▶ _AIM OF THE EXERCISE_
Will you print the material below without altering a single character?

Stored data
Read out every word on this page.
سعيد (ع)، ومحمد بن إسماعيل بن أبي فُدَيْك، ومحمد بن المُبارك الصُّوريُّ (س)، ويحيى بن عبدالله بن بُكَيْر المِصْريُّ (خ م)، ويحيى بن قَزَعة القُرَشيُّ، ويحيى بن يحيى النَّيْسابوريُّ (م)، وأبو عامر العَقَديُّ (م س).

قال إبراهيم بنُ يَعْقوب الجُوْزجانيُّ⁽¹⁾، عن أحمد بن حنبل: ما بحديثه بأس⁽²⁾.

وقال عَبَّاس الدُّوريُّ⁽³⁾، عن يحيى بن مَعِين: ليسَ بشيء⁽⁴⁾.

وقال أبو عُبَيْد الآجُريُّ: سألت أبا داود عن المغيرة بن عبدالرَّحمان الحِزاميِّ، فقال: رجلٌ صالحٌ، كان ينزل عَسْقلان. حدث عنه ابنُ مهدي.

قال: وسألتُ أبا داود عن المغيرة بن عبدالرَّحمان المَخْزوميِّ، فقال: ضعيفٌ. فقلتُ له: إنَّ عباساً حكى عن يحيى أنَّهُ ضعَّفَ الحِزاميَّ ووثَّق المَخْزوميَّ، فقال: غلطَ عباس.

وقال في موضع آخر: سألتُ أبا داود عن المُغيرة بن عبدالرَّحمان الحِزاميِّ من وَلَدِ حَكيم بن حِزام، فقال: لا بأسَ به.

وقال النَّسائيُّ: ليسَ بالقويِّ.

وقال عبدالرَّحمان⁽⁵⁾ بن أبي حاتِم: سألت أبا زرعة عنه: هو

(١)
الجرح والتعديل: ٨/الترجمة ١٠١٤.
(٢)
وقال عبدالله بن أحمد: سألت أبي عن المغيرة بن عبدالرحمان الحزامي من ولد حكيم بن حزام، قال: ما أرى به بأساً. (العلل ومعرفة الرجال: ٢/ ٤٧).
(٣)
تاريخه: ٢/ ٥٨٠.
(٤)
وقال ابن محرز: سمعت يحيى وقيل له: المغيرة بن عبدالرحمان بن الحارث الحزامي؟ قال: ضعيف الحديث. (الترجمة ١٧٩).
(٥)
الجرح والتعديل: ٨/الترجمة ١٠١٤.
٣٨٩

▶ _RESULT_
Read out every word on this page.
سعيد (ع)، ومحمد بن إسماعيل بن أبي فُدَيْك، ومحمد بن المُبارك الصُّوريُّ (س)، ويحيى بن عبدالله بن بُكَيْر المِصْريُّ (خ م)، ويحيى بن قَزَعة القُرَشيُّ، ويحيى بن يحيى النَّيْسابوريُّ (م)، وأبو عامر العَقَديُّ (م س).

قال إبراهيم بنُ يَعْقوب الجُوْزجانيُّ⁽¹⁾، عن أحمد بن حنبل: ما بحديثه بأس⁽²⁾.

وقال عَبَّاس الدُّوريُّ⁽³⁾، عن يحيى بن مَعِين: ليسَ بشيء⁽⁴⁾.

وقال أبو عُبَيْد الآجُريُّ: سألت أبا داود عن المغيرة بن عبدالرَّحمان الحِزاميِّ، فقال: رجلٌ صالحٌ، كان ينزل عَسْقلان. حدث عنه ابنُ مهدي.

قال: وسألتُ أبا داود عن المغيرة بن عبدالرَّحمان المَخْزوميِّ، فقال: ضعيفٌ. فقلتُ له: إنَّ عباساً حكى عن يحيى أنَّهُ ضعَّفَ الحِزاميَّ ووثَّق المَخْزوميَّ، فقال: غلطَ عباس.

وقال في موضع آخر: سألتُ أبا داود عن المُغيرة بن عبدالرَّحمان الحِزاميِّ من وَلَدِ حَكيم بن حِزام، فقال: لا بأسَ به.

وقال النَّسائيُّ: ليسَ بالقويِّ.

وقال عبدالرَّحمان⁽⁵⁾ بن أبي حاتِم: سألت أبا زرعة عنه: هو

(١)
الجرح والتعديل: ٨/الترجمة ١٠١٤.
(٢)
وقال عبدالله بن أحمد: سألت أبي عن المغيرة بن عبدالرحمان الحزامي من ولد حكيم بن حزام، قال: ما أرى به بأساً. (العلل ومعرفة الرجال: ٢/ ٤٧).
(٣)
تاريخه: ٢/ ٥٨٠.
(٤)
وقال ابن محرز: سمعت يحيى وقيل له: المغيرة بن عبدالرحمان بن الحارث الحزامي؟ قال: ضعيف الحديث. (الترجمة ١٧٩).
(٥)
الجرح والتعديل: ٨/الترجمة ١٠١٤.
٣٨٩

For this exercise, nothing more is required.